PAGE EXTRACT section start

We observed a small but significant association between HHV8 seropositivity with each unit increase in the total number of children born. This result may indicate a greater propensity for intra-familial HHV8 transmission in families with many children 
, or it may be due to residual confounding with age. HHV8 seropositivity was unrelated to wealth index score and to drinking water from a surface water source; both measures of socioeconomic status. Most HHV8 transmission in Uganda occurs during childhood 
; therefore, assuming that most HHV8 infections in our sample occurred during childhood, and that only a minority occurred during adulthood, this impedes our ability to find small, albeit, significant associations between current socioeconomic status and adult HHV8 transmission. Our fully adjusted model did not account for all variation in HHV8 seropositivity. About 20% of variance in HHV8 seropositivity was correlated with geographical clusters. This correlation indicates proneness to HHV8 seropositivity among individuals living in some geographical clusters. Some of us have speculated that geographical clustering of HHV8 seropositivity, which is observed at the macro 
and micro level 
, may be due to helminthic parasites. Co-infection with parasites may influence HHV8 transmission by modulating host immunity 
and viral control and shedding among seropositive individuals 
, or susceptibility at low levels of HHV8 exposure among uninfected individuals.
We acknowledge some caveats about our data. First, the results were from a cross-sectional study and the temporal relationship between correlated variables cannot be determined. Second, HHV8 serological methods are imperfect 
. We used two lytic HHV8 enzyme immunoassays, which have been used with reasonably high sensitivity and specificity in several other studies of HHV8 conducted in Uganda 
. Our results are comparable with those from studies of individuals from regions where data are common to both studies 
. Errors in classification cannot be excluded, but they would have been random and biased the associations towards the null, thus, making it difficult to demonstrate small effects. The strengths of our study include access to a nationally representative sample with detailed questionnaire and laboratory results for STDs from a country with well-characterized KS epidemiology before the AIDS epidemic. Sexual behavior was documented meticulously and associations between sexual risk factors with prevalent and incident HIV infection suggest that sexual exposure was measured reliably 
. Detailed information about socioeconomic, geographical, and environmental confounders was available and was used to adjust for confounding more than is normally possible in epidemiological studies conducted in Africa.
In conclusion, we observed positive associations between HHV8 seropositivity with two marital unions and the number of children ever born, and an inverse association with condom use in a representative cohort of sexually active Ugandans. HIV and HSV2 were unrelated to HHV8 seropositivity. We interpret our results as indicating that sexual transmission of HHV8 in Uganda, if it occurs, is weak.

PAGE EXTRACT section end
LISTED ENTRIES section start

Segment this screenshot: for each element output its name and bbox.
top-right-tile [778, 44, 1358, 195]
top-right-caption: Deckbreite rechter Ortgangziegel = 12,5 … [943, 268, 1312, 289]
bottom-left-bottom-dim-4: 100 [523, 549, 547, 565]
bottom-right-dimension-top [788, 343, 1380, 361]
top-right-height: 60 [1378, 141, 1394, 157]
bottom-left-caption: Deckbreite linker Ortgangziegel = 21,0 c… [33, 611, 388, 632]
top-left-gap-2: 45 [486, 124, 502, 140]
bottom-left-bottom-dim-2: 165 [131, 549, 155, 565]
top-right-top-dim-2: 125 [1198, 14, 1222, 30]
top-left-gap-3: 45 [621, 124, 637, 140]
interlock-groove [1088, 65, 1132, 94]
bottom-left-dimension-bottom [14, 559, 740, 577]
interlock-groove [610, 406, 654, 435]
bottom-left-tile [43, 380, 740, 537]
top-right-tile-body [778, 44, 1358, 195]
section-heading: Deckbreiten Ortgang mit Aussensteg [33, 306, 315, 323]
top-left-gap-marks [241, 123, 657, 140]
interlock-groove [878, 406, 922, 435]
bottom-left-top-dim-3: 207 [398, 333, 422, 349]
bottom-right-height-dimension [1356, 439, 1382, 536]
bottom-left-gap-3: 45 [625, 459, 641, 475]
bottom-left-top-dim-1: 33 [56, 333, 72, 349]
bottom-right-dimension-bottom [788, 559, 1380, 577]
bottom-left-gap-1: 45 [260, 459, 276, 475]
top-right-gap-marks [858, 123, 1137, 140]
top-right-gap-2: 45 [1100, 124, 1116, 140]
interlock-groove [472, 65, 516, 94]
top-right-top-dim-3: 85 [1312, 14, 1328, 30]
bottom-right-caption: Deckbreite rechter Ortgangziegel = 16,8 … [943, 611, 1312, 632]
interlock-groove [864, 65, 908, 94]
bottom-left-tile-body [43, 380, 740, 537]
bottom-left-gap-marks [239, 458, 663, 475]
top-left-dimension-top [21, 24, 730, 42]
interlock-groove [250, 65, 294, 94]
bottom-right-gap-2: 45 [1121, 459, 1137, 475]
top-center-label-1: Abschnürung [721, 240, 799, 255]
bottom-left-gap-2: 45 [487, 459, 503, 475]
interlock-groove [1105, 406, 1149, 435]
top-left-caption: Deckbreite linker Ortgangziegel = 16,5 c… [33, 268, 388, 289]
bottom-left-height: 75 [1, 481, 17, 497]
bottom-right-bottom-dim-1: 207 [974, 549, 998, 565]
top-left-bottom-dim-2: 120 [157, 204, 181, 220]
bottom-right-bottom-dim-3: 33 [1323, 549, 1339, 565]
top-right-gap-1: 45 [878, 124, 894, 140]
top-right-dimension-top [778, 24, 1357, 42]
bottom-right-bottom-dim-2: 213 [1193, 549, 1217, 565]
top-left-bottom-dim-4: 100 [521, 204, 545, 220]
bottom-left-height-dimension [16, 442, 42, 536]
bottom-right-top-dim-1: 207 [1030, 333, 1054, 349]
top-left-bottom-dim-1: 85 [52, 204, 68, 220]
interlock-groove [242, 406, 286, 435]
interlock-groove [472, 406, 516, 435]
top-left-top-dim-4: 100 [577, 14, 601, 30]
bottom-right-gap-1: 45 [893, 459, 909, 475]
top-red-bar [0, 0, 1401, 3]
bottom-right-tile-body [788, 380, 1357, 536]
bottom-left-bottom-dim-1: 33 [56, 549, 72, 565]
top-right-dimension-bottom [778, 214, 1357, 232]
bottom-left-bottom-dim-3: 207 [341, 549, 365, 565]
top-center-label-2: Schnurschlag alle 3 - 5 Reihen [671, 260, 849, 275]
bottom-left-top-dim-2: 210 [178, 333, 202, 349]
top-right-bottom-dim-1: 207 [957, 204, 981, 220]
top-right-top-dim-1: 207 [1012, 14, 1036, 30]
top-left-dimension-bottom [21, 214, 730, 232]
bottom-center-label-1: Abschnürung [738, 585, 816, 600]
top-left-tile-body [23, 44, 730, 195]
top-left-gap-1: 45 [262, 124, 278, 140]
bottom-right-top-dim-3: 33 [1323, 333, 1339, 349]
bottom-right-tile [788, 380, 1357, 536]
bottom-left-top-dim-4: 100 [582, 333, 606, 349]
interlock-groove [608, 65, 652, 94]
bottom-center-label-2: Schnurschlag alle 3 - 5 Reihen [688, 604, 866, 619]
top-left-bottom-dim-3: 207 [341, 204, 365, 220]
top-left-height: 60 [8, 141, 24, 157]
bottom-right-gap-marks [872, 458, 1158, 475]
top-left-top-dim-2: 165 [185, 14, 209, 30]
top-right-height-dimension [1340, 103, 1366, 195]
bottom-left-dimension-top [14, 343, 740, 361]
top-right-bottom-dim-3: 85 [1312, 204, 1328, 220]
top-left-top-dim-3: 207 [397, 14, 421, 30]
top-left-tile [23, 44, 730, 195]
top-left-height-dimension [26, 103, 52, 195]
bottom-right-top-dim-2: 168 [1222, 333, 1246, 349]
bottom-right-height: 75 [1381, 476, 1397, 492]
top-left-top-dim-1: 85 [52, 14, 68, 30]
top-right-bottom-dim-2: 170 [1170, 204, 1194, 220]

LISTED ENTRIES section end

● WHAT IS EXPECTED:
Return the passage of the HHV8 discussion from "In conclusion, we" to "occurs, is weak.", copied word for word.

● RESULT:
In conclusion, we observed positive associations between HHV8 seropositivity with two marital unions and the number of children ever born, and an inverse association with condom use in a representative cohort of sexually active Ugandans. HIV and HSV2 were unrelated to HHV8 seropositivity. We interpret our results as indicating that sexual transmission of HHV8 in Uganda, if it occurs, is weak.